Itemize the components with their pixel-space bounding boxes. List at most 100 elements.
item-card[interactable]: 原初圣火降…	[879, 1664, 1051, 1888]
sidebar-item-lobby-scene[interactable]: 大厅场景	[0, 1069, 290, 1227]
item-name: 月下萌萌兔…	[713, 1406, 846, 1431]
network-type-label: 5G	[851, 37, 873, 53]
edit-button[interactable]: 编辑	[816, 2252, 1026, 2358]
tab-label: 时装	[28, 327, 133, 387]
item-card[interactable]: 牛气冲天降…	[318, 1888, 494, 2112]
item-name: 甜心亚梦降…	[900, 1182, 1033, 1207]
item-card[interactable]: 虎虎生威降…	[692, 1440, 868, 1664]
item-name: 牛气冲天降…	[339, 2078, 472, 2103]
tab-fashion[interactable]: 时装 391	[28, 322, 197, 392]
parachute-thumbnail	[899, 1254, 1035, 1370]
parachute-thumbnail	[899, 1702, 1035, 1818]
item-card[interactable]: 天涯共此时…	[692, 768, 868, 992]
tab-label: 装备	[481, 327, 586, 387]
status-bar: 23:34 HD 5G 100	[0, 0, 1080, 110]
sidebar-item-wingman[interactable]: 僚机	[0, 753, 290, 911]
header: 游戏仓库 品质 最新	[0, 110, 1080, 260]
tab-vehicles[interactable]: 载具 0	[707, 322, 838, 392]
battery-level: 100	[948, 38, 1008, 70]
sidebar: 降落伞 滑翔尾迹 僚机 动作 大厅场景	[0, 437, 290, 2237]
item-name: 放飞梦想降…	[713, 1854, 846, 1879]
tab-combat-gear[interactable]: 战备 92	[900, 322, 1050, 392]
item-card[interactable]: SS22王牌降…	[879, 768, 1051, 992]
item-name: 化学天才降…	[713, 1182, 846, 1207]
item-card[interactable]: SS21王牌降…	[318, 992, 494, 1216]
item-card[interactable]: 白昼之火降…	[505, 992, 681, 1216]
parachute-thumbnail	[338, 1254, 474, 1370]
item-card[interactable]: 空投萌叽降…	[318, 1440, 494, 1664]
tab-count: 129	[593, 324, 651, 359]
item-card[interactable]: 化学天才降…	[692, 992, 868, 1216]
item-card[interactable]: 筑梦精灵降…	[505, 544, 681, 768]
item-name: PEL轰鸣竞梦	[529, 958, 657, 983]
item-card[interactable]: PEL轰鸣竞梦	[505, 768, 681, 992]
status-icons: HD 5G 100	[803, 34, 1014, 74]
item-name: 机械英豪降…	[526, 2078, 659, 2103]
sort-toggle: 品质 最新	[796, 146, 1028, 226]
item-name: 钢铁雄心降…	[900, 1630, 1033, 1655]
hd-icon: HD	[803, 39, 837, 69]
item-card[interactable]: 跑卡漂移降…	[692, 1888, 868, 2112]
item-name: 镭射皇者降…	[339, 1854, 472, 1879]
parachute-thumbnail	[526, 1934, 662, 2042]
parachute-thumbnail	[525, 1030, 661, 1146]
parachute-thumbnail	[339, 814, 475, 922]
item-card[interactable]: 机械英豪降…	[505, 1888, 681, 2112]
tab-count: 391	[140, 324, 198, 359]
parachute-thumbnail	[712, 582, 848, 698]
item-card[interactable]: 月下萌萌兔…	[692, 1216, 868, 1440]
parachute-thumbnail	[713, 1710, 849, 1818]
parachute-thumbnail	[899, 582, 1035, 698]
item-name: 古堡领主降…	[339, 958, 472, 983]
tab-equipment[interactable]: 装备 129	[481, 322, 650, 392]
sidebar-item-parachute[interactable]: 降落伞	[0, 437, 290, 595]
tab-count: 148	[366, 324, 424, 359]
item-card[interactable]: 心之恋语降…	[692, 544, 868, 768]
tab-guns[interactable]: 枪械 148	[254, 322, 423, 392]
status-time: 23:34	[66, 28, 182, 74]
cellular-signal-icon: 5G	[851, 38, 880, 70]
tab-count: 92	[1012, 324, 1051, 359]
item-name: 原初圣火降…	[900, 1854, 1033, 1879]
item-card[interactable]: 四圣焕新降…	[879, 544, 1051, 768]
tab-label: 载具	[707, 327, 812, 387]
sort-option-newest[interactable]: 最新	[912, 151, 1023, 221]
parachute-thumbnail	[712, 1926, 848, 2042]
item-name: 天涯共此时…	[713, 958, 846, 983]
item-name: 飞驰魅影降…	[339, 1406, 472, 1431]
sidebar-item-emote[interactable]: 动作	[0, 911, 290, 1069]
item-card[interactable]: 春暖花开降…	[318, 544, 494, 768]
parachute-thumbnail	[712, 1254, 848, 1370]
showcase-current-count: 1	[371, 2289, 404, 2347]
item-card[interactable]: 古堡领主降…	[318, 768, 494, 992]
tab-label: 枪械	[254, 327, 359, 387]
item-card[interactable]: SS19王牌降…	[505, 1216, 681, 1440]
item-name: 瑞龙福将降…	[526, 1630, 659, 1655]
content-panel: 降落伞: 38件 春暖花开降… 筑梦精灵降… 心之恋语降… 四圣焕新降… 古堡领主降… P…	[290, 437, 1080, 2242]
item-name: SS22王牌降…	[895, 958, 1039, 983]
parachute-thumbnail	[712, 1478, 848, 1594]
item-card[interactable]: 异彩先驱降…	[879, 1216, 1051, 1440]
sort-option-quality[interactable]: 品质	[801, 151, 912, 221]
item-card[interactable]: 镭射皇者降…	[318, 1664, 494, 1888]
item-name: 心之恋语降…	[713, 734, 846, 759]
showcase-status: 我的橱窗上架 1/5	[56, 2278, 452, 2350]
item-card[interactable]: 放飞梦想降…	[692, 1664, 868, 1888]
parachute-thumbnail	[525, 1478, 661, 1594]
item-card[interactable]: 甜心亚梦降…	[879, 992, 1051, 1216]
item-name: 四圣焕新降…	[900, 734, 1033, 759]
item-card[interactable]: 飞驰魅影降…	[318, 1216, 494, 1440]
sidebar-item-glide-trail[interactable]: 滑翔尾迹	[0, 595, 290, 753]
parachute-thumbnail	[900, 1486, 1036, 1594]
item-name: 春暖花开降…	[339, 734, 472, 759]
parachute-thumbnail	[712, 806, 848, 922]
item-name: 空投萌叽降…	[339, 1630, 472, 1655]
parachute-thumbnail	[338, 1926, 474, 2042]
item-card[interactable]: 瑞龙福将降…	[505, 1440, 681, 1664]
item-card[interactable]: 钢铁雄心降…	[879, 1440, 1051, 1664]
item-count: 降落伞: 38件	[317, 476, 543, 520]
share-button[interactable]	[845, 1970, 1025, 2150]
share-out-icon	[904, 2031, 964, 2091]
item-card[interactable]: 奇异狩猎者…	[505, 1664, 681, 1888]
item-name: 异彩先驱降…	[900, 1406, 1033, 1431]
━━━━━━━━━━━━━━━━━━━━━━━━━━━━━━
Can you render every line of the items above as a JSON array of strings, one string per line, with blank lines omitted?

[
  "Itemize the components with their pixel-space bounding boxes. List at most 100 elements.",
  "item-card[interactable]: 原初圣火降…\t[879, 1664, 1051, 1888]",
  "sidebar-item-lobby-scene[interactable]: 大厅场景\t[0, 1069, 290, 1227]",
  "item-name: 月下萌萌兔…\t[713, 1406, 846, 1431]",
  "network-type-label: 5G\t[851, 37, 873, 53]",
  "edit-button[interactable]: 编辑\t[816, 2252, 1026, 2358]",
  "tab-label: 时装\t[28, 327, 133, 387]",
  "item-card[interactable]: 牛气冲天降…\t[318, 1888, 494, 2112]",
  "item-name: 甜心亚梦降…\t[900, 1182, 1033, 1207]",
  "item-card[interactable]: 虎虎生威降…\t[692, 1440, 868, 1664]",
  "item-name: 牛气冲天降…\t[339, 2078, 472, 2103]",
  "tab-fashion[interactable]: 时装 391\t[28, 322, 197, 392]",
  "parachute-thumbnail\t[899, 1254, 1035, 1370]",
  "parachute-thumbnail\t[899, 1702, 1035, 1818]",
  "item-card[interactable]: 天涯共此时…\t[692, 768, 868, 992]",
  "tab-label: 装备\t[481, 327, 586, 387]",
  "status-bar: 23:34 HD 5G 100\t[0, 0, 1080, 110]",
  "sidebar-item-wingman[interactable]: 僚机\t[0, 753, 290, 911]",
  "header: 游戏仓库 品质 最新\t[0, 110, 1080, 260]",
  "tab-vehicles[interactable]: 载具 0\t[707, 322, 838, 392]",
  "battery-level: 100\t[948, 38, 1008, 70]",
  "sidebar: 降落伞 滑翔尾迹 僚机 动作 大厅场景\t[0, 437, 290, 2237]",
  "item-name: 放飞梦想降…\t[713, 1854, 846, 1879]",
  "tab-combat-gear[interactable]: 战备 92\t[900, 322, 1050, 392]",
  "item-card[interactable]: SS22王牌降…\t[879, 768, 1051, 992]",
  "item-name: 化学天才降…\t[713, 1182, 846, 1207]",
  "item-card[interactable]: SS21王牌降…\t[318, 992, 494, 1216]",
  "item-card[interactable]: 白昼之火降…\t[505, 992, 681, 1216]",
  "parachute-thumbnail\t[338, 1254, 474, 1370]",
  "item-card[interactable]: 空投萌叽降…\t[318, 1440, 494, 1664]",
  "tab-count: 129\t[593, 324, 651, 359]",
  "item-card[interactable]: 化学天才降…\t[692, 992, 868, 1216]",
  "item-card[interactable]: 筑梦精灵降…\t[505, 544, 681, 768]",
  "item-name: PEL轰鸣竞梦\t[529, 958, 657, 983]",
  "item-card[interactable]: PEL轰鸣竞梦\t[505, 768, 681, 992]",
  "status-icons: HD 5G 100\t[803, 34, 1014, 74]",
  "item-name: 机械英豪降…\t[526, 2078, 659, 2103]",
  "sort-toggle: 品质 最新\t[796, 146, 1028, 226]",
  "item-name: 钢铁雄心降…\t[900, 1630, 1033, 1655]",
  "hd-icon: HD\t[803, 39, 837, 69]",
  "item-card[interactable]: 跑卡漂移降…\t[692, 1888, 868, 2112]",
  "item-name: 镭射皇者降…\t[339, 1854, 472, 1879]",
  "parachute-thumbnail\t[526, 1934, 662, 2042]",
  "parachute-thumbnail\t[525, 1030, 661, 1146]",
  "parachute-thumbnail\t[339, 814, 475, 922]",
  "item-card[interactable]: 机械英豪降…\t[505, 1888, 681, 2112]",
  "tab-count: 391\t[140, 324, 198, 359]",
  "parachute-thumbnail\t[712, 582, 848, 698]",
  "item-card[interactable]: 月下萌萌兔…\t[692, 1216, 868, 1440]",
  "parachute-thumbnail\t[713, 1710, 849, 1818]",
  "parachute-thumbnail\t[899, 582, 1035, 698]",
  "item-name: 古堡领主降…\t[339, 958, 472, 983]",
  "tab-equipment[interactable]: 装备 129\t[481, 322, 650, 392]",
  "sidebar-item-parachute[interactable]: 降落伞\t[0, 437, 290, 595]",
  "tab-count: 148\t[366, 324, 424, 359]",
  "item-card[interactable]: 心之恋语降…\t[692, 544, 868, 768]",
  "tab-guns[interactable]: 枪械 148\t[254, 322, 423, 392]",
  "status-time: 23:34\t[66, 28, 182, 74]",
  "cellular-signal-icon: 5G\t[851, 38, 880, 70]",
  "tab-count: 92\t[1012, 324, 1051, 359]",
  "item-name: 原初圣火降…\t[900, 1854, 1033, 1879]",
  "item-card[interactable]: 四圣焕新降…\t[879, 544, 1051, 768]",
  "tab-label: 载具\t[707, 327, 812, 387]",
  "sort-option-newest[interactable]: 最新\t[912, 151, 1023, 221]",
  "parachute-thumbnail\t[712, 1926, 848, 2042]",
  "item-name: 天涯共此时…\t[713, 958, 846, 983]",
  "item-name: 飞驰魅影降…\t[339, 1406, 472, 1431]",
  "sidebar-item-emote[interactable]: 动作\t[0, 911, 290, 1069]",
  "item-card[interactable]: 春暖花开降…\t[318, 544, 494, 768]",
  "parachute-thumbnail\t[712, 1254, 848, 1370]",
  "showcase-current-count: 1\t[371, 2289, 404, 2347]",
  "item-card[interactable]: 古堡领主降…\t[318, 768, 494, 992]",
  "tab-label: 枪械\t[254, 327, 359, 387]",
  "item-card[interactable]: SS19王牌降…\t[505, 1216, 681, 1440]",
  "item-name: 瑞龙福将降…\t[526, 1630, 659, 1655]",
  "content-panel: 降落伞: 38件 春暖花开降… 筑梦精灵降… 心之恋语降… 四圣焕新降… 古堡领主降… P…\t[290, 437, 1080, 2242]",
  "item-name: SS22王牌降…\t[895, 958, 1039, 983]",
  "parachute-thumbnail\t[712, 1478, 848, 1594]",
  "item-card[interactable]: 异彩先驱降…\t[879, 1216, 1051, 1440]",
  "sort-option-quality[interactable]: 品质\t[801, 151, 912, 221]",
  "item-card[interactable]: 镭射皇者降…\t[318, 1664, 494, 1888]",
  "item-name: 心之恋语降…\t[713, 734, 846, 759]",
  "showcase-status: 我的橱窗上架 1/5\t[56, 2278, 452, 2350]",
  "item-card[interactable]: 放飞梦想降…\t[692, 1664, 868, 1888]",
  "parachute-thumbnail\t[525, 1478, 661, 1594]",
  "item-card[interactable]: 甜心亚梦降…\t[879, 992, 1051, 1216]",
  "item-name: 四圣焕新降…\t[900, 734, 1033, 759]",
  "item-card[interactable]: 飞驰魅影降…\t[318, 1216, 494, 1440]",
  "sidebar-item-glide-trail[interactable]: 滑翔尾迹\t[0, 595, 290, 753]",
  "parachute-thumbnail\t[900, 1486, 1036, 1594]",
  "item-name: 春暖花开降…\t[339, 734, 472, 759]",
  "parachute-thumbnail\t[712, 806, 848, 922]",
  "item-name: 空投萌叽降…\t[339, 1630, 472, 1655]",
  "parachute-thumbnail\t[338, 1926, 474, 2042]",
  "item-card[interactable]: 瑞龙福将降…\t[505, 1440, 681, 1664]",
  "item-card[interactable]: 钢铁雄心降…\t[879, 1440, 1051, 1664]",
  "item-count: 降落伞: 38件\t[317, 476, 543, 520]",
  "share-button[interactable]\t[845, 1970, 1025, 2150]",
  "share-out-icon\t[904, 2031, 964, 2091]",
  "item-card[interactable]: 奇异狩猎者…\t[505, 1664, 681, 1888]",
  "item-name: 异彩先驱降…\t[900, 1406, 1033, 1431]"
]